**Exercise brief**
Search the records below for the word "JSON" and show every line where it occurs.

**Available data**
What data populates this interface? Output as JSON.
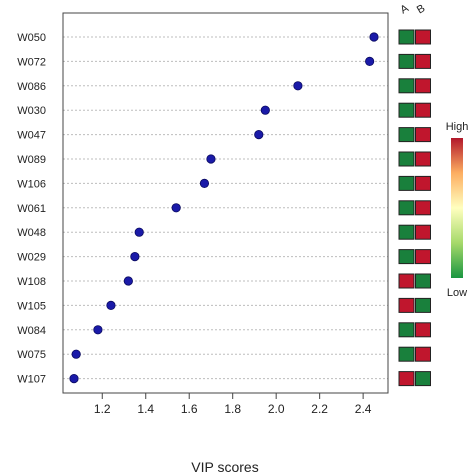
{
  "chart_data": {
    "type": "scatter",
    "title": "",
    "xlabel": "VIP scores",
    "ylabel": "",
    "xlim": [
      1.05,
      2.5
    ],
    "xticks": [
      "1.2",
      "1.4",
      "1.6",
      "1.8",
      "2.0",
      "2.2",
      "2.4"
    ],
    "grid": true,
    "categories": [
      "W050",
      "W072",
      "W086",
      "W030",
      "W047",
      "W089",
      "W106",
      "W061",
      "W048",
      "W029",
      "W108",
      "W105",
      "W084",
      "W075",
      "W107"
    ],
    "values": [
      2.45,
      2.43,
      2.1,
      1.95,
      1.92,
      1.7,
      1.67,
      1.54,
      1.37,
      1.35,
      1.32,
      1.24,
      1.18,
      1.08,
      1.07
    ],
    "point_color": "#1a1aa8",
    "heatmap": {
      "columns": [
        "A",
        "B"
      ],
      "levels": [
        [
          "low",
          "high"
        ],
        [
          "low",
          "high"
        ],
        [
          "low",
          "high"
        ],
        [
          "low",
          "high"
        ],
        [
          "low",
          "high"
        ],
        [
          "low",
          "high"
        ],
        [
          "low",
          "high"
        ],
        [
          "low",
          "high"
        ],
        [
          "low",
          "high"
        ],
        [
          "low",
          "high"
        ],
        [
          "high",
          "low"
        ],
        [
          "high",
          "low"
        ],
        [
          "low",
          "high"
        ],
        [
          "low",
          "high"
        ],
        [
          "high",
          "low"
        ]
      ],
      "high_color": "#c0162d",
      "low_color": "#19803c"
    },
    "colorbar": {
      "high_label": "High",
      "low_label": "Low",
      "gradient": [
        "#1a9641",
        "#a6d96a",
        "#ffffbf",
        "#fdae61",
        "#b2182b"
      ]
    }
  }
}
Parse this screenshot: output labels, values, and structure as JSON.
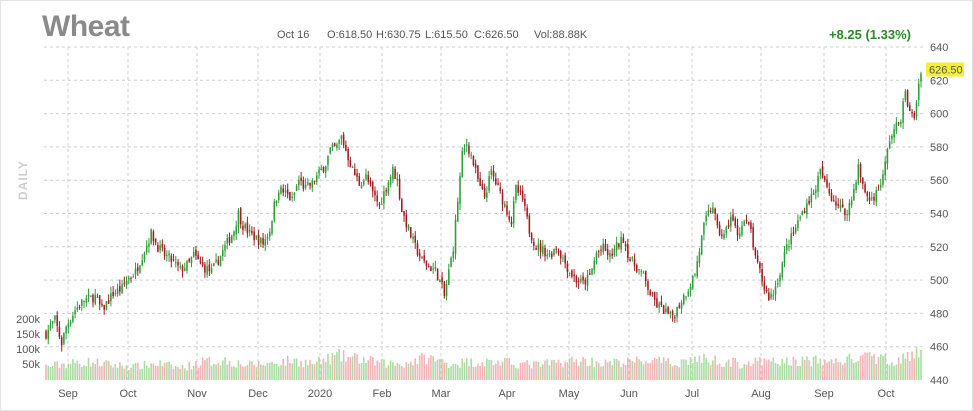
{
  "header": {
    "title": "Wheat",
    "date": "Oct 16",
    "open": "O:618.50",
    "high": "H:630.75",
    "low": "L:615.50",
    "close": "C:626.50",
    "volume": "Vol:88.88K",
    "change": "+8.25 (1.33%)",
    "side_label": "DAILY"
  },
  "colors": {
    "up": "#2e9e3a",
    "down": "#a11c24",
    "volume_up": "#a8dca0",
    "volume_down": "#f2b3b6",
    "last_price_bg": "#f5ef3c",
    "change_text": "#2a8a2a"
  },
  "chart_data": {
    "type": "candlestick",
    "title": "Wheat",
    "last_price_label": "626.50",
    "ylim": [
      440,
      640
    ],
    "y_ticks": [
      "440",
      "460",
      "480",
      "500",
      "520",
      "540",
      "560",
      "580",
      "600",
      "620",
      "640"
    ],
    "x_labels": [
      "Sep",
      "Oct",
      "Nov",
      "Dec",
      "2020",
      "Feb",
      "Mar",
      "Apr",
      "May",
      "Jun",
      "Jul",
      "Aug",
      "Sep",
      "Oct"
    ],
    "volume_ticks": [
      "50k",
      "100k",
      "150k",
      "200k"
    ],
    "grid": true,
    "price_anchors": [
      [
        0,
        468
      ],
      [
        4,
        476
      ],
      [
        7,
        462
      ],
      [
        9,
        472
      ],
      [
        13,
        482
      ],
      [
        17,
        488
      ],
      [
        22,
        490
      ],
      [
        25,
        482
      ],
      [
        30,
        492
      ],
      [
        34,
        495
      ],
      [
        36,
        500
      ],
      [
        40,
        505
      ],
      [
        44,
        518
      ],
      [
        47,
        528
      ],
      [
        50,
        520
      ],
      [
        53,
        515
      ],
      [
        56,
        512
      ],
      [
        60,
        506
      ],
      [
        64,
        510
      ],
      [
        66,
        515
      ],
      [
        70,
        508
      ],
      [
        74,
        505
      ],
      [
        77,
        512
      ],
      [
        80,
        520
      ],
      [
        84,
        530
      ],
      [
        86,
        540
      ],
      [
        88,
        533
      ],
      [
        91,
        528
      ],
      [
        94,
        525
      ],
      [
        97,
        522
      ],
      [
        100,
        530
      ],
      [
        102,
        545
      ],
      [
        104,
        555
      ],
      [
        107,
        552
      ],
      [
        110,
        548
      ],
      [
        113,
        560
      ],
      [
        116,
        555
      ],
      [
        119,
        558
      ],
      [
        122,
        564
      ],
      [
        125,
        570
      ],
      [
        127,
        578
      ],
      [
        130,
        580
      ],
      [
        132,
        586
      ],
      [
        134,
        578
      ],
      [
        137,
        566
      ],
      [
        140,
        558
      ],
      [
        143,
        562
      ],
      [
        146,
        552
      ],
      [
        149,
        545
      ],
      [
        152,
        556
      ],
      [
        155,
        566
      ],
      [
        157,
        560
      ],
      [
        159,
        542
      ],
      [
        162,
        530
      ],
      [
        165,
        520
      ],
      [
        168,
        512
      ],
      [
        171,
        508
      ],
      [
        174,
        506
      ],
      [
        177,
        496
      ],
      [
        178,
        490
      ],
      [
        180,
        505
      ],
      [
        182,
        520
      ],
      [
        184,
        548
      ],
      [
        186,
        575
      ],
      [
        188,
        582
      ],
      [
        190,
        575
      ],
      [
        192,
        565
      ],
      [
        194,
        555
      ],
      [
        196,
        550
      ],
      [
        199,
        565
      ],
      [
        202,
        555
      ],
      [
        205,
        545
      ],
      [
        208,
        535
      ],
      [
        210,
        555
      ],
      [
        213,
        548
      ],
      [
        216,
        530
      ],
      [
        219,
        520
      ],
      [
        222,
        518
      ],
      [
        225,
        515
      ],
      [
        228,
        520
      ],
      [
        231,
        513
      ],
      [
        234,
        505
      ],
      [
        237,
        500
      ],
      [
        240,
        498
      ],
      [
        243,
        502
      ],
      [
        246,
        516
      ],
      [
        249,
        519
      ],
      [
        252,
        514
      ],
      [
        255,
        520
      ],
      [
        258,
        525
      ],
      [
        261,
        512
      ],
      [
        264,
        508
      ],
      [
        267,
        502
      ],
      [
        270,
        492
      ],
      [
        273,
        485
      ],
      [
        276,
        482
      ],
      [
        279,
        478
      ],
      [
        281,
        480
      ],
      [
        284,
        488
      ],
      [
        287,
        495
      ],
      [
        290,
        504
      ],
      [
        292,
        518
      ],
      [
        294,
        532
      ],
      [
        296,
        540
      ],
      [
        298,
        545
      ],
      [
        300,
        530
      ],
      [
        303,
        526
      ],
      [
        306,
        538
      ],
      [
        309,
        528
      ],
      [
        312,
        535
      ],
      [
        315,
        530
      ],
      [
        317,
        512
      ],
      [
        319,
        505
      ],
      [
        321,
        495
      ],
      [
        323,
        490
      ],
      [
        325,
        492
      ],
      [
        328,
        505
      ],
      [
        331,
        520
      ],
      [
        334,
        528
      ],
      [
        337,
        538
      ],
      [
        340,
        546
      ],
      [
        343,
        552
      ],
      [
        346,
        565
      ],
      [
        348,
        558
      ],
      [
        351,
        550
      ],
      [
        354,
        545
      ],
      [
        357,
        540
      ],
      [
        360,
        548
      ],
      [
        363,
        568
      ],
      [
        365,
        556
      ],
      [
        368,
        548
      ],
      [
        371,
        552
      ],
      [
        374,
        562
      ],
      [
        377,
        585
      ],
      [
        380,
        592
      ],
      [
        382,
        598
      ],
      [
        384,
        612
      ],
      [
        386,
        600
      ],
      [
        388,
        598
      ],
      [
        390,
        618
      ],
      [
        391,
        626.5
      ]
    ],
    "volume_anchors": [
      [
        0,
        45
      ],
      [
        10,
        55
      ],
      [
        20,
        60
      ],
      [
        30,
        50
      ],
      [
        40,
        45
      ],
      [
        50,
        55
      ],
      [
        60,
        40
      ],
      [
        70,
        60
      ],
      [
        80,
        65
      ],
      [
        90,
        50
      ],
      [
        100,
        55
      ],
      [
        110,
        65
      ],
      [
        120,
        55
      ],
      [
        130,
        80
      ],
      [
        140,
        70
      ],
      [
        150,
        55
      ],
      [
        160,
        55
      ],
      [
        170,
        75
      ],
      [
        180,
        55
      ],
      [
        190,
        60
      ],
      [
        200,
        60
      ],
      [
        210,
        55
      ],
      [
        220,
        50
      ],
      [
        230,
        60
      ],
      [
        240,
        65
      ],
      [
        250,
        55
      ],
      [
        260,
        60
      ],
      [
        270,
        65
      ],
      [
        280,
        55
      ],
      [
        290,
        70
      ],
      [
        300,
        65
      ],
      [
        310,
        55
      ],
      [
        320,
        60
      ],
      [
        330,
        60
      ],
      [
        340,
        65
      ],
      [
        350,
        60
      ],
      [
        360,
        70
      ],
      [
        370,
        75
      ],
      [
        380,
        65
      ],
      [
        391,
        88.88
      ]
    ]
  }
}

**Written response**
What data populates this interface? Output as JSON.
Parse this screenshot: output labels, values, and structure as JSON.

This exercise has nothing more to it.